── ENTRIES SHOWN ──

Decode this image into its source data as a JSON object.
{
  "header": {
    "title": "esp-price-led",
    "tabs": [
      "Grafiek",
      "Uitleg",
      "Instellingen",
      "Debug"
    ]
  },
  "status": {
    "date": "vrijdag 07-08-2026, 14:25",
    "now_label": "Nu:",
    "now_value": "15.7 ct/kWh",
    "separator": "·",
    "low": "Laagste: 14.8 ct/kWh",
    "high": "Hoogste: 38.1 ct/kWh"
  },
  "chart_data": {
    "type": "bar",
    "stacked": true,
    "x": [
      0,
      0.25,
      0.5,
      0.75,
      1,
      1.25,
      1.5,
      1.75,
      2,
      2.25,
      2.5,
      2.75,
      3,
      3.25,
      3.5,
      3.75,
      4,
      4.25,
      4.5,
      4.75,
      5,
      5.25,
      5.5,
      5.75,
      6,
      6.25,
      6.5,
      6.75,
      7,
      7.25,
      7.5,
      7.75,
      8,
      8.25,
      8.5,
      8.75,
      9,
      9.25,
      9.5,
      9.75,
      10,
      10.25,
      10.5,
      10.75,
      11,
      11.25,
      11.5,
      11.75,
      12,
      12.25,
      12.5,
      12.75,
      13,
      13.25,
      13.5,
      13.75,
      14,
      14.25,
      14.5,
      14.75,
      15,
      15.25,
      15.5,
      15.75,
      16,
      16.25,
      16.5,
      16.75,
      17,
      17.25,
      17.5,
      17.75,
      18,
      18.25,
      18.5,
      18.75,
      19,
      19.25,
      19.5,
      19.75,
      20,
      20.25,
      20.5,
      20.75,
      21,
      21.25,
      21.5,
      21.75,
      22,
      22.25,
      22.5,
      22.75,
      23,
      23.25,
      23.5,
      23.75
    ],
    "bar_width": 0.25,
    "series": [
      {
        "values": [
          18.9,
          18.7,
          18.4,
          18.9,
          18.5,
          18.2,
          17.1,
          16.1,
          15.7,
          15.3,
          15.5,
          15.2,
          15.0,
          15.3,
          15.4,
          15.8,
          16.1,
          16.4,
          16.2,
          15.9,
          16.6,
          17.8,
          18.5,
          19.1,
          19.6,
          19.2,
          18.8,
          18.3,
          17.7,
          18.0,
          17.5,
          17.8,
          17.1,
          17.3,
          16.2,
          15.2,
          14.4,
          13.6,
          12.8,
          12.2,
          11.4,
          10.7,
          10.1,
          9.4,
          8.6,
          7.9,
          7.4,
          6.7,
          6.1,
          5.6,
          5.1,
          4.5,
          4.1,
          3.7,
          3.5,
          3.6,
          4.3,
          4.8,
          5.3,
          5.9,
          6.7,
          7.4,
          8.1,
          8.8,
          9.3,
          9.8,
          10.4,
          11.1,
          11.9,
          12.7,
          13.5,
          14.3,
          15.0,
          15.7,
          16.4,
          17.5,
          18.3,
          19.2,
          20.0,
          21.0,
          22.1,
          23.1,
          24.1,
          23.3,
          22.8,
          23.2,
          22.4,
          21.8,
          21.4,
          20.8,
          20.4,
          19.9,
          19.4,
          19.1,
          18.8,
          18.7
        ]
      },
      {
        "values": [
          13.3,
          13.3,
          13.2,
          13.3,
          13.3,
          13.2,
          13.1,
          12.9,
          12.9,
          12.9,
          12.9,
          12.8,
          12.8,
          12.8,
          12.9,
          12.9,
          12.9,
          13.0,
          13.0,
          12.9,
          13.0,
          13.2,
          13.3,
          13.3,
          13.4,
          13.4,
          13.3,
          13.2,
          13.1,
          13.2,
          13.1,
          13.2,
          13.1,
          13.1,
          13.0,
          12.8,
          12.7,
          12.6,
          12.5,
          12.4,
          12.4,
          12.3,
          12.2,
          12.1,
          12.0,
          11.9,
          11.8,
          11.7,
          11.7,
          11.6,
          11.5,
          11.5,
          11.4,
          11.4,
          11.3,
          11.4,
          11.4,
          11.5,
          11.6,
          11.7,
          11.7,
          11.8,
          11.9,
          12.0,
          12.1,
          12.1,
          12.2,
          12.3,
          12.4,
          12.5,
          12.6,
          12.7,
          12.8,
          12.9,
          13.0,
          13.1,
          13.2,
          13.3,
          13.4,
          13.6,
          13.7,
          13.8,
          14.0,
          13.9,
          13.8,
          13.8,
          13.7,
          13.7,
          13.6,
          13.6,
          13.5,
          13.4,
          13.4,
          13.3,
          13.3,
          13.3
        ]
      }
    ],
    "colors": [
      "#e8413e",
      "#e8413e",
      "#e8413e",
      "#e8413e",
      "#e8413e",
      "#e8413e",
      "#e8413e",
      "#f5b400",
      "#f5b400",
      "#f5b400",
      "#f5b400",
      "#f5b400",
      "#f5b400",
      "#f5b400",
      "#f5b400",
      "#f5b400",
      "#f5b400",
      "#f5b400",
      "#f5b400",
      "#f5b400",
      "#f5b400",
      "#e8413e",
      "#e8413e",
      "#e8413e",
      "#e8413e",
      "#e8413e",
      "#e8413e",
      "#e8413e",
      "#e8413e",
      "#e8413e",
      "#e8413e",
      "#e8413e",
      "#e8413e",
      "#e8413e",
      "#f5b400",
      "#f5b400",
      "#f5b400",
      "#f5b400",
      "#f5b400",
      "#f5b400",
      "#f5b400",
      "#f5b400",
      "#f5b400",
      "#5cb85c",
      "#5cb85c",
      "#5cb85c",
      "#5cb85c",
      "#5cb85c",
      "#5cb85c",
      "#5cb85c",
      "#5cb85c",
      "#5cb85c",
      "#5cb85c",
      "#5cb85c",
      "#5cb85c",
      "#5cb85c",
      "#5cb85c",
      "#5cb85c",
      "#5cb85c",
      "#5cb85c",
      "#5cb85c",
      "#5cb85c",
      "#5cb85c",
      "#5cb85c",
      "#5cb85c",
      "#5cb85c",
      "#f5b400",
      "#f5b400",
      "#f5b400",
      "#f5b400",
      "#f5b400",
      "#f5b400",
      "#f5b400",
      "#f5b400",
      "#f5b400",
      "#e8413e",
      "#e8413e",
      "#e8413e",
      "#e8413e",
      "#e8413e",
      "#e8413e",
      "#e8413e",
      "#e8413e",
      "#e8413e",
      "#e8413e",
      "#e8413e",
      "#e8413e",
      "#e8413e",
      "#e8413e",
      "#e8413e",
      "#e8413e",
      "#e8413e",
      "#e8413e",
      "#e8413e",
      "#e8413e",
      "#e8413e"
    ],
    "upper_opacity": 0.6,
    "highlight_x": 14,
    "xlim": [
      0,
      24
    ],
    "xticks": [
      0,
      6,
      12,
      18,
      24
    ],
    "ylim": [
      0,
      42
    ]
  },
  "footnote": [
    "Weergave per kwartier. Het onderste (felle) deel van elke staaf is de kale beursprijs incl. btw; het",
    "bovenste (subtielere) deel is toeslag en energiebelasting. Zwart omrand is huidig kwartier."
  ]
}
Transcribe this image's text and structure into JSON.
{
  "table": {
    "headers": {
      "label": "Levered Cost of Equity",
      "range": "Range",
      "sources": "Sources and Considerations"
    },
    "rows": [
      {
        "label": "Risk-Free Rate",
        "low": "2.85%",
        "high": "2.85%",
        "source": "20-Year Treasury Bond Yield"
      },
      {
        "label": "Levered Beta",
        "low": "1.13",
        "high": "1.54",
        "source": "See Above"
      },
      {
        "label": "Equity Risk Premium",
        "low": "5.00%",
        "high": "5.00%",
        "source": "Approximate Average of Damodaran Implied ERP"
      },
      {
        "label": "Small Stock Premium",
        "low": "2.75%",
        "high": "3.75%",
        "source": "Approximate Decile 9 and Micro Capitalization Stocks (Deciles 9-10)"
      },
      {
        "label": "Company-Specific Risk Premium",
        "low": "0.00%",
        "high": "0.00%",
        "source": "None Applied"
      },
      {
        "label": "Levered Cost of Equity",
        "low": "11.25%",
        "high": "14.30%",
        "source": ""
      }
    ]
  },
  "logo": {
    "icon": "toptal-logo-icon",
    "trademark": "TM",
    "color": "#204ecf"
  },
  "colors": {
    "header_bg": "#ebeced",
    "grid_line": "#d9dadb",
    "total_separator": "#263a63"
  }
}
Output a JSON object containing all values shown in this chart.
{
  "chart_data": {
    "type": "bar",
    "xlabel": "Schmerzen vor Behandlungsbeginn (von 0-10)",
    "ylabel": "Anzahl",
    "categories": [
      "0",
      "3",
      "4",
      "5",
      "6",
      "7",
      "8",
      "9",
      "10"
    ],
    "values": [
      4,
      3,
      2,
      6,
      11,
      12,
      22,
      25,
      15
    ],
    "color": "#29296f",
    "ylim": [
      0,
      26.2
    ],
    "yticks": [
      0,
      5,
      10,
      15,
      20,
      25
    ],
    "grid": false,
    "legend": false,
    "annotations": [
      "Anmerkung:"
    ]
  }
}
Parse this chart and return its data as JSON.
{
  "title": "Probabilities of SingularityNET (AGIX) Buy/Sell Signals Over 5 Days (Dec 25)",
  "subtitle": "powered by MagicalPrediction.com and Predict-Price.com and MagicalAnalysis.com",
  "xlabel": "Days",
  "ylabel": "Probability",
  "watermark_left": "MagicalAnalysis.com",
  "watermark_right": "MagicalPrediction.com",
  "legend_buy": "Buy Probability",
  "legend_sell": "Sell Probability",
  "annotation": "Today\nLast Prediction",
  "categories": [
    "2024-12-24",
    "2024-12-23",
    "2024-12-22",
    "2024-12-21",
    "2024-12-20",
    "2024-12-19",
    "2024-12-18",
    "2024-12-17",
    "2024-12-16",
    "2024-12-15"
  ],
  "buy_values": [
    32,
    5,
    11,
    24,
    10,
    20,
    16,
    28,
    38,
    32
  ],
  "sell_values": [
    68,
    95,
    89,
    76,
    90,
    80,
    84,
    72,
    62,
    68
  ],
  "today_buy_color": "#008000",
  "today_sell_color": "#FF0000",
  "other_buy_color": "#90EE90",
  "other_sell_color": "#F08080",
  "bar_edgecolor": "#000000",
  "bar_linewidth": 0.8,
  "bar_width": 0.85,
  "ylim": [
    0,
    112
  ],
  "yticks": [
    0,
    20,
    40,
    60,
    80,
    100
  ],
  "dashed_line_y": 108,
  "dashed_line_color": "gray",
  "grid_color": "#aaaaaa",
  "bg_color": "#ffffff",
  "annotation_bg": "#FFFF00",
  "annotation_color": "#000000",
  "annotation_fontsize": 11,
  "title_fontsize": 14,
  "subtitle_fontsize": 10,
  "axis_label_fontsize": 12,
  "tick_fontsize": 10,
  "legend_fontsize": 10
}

───

→ **GOAL**
Isolate each line of the listing above that includes "xlabel". Copy it.

→ **FINISHED EXERCISE**
    "xlabel": "Schmerzen vor Behandlungsbeginn (von 0-10)",
  "xlabel": "Days",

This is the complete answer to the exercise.